大化の改新により、蘇我氏から権力を奪還した英雄天智天皇は、その弟である大海人皇子より妻の額田王を取り上げる。額田王は、この2人の男性の列席する宴会で、他の大勢の者たちの見守るなかで、かの有名な歌を披露する。

「茜さす紫野ゆき標野ゆき野守は見ずや君が袖ふる」
(紫草の咲く野を、標野を行くとあなたが袖を振って合図なさった。野守にそれを見られてしまったのではないでしょうか)

自分を見捨てた大海人皇子に対する怨歌である。
すると、大海人皇子は次のような返歌をする。

「紫草のにほゑる妹を憎くあらば人妻ゆゑに吾恋ひめやも」
(紫草のように美しい、匂うがごときあなただから、人妻なのに私は恋をしているのだ)」

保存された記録
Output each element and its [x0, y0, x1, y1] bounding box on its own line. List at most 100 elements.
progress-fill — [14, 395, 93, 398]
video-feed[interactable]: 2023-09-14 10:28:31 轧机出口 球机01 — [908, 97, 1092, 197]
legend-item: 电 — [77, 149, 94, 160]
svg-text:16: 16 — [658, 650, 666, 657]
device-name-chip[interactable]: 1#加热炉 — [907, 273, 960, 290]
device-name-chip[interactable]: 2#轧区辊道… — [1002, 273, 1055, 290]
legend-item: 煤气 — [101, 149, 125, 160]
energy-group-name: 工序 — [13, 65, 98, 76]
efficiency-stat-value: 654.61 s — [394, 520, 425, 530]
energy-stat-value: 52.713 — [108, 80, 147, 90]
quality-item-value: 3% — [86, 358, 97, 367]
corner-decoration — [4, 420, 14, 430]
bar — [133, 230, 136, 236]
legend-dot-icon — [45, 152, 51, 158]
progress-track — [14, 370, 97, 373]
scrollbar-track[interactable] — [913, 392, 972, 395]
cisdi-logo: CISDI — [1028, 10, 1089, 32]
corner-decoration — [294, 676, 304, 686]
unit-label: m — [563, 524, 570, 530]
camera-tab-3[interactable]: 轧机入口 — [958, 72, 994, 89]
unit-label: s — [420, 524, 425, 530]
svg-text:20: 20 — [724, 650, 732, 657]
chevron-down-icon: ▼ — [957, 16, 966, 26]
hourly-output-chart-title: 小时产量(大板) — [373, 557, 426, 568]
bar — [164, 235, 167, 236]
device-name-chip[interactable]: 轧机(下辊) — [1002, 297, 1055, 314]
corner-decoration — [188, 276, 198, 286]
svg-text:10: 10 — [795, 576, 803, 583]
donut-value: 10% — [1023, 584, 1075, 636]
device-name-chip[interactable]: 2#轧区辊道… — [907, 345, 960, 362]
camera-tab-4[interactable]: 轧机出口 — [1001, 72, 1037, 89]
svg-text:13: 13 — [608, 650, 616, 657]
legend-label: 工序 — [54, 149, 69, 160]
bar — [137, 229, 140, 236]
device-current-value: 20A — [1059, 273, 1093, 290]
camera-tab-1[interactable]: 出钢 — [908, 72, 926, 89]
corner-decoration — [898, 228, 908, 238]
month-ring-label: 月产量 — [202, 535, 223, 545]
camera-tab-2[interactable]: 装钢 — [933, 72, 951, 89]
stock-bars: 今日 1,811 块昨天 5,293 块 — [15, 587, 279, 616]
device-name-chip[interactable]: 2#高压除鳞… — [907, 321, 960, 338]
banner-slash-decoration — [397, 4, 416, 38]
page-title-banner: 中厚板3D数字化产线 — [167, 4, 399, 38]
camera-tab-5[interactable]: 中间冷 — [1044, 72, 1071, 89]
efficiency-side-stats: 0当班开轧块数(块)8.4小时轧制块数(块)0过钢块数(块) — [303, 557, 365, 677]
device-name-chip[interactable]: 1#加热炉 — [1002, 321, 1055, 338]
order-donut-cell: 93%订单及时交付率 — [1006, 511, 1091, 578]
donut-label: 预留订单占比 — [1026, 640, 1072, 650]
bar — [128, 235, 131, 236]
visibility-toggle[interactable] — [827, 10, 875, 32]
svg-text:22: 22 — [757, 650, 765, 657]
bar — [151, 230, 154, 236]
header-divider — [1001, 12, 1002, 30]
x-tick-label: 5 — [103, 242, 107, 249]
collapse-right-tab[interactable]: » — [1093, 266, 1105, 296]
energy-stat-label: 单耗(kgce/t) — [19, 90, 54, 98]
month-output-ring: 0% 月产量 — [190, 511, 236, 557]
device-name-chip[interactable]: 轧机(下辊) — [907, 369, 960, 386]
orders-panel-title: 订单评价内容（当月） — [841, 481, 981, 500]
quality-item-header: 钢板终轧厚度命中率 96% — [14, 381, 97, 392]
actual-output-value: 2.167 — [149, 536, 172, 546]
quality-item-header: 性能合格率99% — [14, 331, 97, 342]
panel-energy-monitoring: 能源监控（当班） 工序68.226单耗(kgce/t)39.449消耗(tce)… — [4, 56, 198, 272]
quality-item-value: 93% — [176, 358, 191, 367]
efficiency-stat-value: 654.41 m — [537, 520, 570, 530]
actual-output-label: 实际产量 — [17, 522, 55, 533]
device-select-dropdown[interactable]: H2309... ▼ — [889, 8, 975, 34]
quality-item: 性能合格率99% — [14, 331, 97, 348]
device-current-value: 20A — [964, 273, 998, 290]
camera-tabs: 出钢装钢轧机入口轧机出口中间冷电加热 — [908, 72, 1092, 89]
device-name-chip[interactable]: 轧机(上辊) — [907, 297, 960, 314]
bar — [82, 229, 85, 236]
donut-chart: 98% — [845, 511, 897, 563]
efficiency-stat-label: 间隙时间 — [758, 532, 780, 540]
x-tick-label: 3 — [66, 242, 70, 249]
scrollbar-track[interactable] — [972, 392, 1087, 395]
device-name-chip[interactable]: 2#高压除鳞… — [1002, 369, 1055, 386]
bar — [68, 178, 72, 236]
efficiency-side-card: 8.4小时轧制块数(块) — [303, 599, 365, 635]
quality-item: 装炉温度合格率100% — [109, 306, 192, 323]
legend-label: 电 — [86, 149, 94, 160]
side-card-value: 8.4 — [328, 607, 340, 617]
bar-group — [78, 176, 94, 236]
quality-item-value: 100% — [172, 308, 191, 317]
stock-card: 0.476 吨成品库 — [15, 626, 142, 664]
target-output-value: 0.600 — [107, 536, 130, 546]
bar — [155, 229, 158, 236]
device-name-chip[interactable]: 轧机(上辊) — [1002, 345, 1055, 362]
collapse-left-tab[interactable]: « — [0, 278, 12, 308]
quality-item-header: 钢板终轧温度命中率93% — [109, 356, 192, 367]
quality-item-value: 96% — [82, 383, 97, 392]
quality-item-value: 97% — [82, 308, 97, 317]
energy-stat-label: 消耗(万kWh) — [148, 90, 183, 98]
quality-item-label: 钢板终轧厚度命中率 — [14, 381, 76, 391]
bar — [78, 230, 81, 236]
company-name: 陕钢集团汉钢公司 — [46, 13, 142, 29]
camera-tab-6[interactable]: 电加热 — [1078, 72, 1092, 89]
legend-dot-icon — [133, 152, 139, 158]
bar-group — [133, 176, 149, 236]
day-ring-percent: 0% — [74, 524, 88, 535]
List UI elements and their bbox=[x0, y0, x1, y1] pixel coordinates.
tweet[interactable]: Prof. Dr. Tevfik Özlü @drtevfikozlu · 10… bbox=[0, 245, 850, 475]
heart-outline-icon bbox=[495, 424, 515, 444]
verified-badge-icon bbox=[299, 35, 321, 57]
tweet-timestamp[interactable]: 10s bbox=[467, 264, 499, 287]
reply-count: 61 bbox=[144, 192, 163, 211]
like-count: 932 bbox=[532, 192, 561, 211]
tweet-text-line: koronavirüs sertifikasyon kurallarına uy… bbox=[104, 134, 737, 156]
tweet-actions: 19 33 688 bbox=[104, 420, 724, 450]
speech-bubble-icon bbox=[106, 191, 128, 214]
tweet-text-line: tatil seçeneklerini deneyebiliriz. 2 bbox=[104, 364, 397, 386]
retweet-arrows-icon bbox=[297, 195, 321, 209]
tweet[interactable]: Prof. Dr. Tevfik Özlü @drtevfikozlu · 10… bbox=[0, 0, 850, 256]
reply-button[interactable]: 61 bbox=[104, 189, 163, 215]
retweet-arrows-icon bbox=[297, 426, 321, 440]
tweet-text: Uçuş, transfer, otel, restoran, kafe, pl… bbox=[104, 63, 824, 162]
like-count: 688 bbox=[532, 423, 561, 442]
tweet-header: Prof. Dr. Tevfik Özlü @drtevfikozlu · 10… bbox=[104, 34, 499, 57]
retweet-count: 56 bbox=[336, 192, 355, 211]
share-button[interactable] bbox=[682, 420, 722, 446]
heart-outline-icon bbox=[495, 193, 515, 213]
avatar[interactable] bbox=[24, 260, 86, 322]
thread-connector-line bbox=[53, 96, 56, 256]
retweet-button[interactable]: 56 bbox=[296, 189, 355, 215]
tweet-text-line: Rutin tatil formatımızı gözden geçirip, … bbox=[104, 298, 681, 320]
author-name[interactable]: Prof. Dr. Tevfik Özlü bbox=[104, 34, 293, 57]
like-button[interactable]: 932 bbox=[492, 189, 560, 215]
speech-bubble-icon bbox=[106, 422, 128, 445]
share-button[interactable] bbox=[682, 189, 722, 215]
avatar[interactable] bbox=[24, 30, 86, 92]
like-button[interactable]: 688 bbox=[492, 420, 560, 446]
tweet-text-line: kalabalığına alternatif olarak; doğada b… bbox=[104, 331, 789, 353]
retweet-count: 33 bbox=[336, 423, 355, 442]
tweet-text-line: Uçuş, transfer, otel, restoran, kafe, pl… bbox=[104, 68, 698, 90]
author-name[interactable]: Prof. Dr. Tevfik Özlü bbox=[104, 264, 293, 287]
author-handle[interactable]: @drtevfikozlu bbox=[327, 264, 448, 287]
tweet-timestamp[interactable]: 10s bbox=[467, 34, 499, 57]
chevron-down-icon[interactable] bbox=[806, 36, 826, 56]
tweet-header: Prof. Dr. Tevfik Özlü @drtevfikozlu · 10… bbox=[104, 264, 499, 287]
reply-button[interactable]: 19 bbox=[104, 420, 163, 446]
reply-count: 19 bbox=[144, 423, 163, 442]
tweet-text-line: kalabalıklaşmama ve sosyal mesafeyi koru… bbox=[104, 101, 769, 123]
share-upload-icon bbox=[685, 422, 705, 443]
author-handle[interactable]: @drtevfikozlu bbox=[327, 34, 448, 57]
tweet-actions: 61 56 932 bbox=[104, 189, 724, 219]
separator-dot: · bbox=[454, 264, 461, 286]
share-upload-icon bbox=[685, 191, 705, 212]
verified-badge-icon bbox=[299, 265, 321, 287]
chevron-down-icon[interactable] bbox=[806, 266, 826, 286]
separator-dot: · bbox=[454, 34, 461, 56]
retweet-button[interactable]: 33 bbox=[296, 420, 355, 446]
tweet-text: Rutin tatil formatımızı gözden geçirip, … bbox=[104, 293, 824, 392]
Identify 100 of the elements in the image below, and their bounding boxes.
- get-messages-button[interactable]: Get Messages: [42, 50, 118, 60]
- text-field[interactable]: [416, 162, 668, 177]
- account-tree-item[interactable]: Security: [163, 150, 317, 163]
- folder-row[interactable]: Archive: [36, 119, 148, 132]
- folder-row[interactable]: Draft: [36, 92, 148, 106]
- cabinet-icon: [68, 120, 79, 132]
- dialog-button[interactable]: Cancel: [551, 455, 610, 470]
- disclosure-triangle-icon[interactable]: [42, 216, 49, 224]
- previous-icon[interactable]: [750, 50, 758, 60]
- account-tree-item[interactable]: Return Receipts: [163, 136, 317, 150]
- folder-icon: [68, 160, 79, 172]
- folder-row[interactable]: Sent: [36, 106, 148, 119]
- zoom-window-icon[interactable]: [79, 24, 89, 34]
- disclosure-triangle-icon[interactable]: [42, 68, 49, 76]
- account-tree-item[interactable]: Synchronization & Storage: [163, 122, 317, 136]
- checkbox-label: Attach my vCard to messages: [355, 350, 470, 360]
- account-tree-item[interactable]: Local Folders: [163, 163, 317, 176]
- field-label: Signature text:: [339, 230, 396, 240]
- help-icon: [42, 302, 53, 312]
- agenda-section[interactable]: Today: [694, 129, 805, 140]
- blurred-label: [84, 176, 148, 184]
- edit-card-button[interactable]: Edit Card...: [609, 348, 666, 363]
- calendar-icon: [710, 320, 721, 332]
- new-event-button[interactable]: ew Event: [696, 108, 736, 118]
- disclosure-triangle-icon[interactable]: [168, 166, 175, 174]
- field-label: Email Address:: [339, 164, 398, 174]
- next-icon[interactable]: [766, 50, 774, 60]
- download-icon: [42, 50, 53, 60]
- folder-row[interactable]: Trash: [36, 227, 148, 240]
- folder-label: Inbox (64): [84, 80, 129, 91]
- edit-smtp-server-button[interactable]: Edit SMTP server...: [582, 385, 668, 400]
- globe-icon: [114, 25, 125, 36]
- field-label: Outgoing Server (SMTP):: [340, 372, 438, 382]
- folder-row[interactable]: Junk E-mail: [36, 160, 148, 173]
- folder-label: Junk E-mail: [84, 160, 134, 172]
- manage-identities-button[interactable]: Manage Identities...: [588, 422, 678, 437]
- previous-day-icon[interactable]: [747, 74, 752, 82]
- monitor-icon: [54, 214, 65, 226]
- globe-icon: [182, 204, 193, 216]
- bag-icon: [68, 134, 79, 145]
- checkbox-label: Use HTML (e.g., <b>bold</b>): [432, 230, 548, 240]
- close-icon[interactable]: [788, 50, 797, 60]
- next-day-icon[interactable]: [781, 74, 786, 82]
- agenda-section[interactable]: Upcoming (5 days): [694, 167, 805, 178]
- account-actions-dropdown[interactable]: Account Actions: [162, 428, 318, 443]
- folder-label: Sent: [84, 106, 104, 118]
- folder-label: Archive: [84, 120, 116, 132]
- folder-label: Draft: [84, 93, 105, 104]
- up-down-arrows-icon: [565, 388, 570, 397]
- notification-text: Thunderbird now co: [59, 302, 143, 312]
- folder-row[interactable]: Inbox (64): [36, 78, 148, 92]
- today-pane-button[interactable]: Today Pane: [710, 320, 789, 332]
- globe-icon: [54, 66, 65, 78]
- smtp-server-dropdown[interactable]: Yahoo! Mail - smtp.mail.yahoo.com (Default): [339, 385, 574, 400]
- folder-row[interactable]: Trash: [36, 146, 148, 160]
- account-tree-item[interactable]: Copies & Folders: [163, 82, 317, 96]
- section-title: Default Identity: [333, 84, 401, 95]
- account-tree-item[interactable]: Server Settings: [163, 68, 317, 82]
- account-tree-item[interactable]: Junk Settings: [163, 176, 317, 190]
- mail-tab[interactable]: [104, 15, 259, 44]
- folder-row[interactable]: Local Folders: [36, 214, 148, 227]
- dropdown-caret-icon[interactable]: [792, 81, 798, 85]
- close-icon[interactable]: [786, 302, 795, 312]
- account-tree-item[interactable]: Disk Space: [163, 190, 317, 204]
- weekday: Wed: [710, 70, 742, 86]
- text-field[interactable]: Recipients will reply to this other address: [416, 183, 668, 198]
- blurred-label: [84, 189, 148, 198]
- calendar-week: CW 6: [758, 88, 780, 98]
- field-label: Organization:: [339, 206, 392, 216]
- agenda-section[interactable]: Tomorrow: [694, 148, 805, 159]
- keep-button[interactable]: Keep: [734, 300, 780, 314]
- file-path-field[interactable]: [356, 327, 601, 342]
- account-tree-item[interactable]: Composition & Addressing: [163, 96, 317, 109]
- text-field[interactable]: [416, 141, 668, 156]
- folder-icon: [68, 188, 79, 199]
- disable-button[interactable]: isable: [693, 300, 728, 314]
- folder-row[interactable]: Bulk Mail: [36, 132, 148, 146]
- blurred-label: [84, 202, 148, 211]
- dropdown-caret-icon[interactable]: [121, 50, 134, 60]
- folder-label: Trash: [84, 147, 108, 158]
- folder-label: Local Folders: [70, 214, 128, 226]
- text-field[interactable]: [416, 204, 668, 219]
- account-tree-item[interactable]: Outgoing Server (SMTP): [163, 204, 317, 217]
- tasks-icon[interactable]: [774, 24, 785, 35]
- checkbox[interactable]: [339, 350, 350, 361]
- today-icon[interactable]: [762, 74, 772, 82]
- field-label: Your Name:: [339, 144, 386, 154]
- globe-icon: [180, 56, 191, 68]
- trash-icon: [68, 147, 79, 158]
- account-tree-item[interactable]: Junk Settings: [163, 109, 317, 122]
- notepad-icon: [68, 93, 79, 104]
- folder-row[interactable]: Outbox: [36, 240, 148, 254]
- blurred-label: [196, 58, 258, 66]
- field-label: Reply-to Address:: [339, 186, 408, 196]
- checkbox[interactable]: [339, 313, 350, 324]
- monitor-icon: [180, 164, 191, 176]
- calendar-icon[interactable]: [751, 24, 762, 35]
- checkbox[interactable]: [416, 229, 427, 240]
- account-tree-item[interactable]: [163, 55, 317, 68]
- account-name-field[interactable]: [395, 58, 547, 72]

作業指示 >>
額田王の歌を扱った文章から、「大化の改新により、蘇我氏から」を含む語句で始まり「まったのではないでしょうか)」で終わる部分を、一字も変えずに書き写してください。

解答 >>
大化の改新により、蘇我氏から権力を奪還した英雄天智天皇は、その弟である大海人皇子より妻の額田王を取り上げる。額田王は、この2人の男性の列席する宴会で、他の大勢の者たちの見守るなかで、かの有名な歌を披露する。

「茜さす紫野ゆき標野ゆき野守は見ずや君が袖ふる」
(紫草の咲く野を、標野を行くとあなたが袖を振って合図なさった。野守にそれを見られてしまったのではないでしょうか)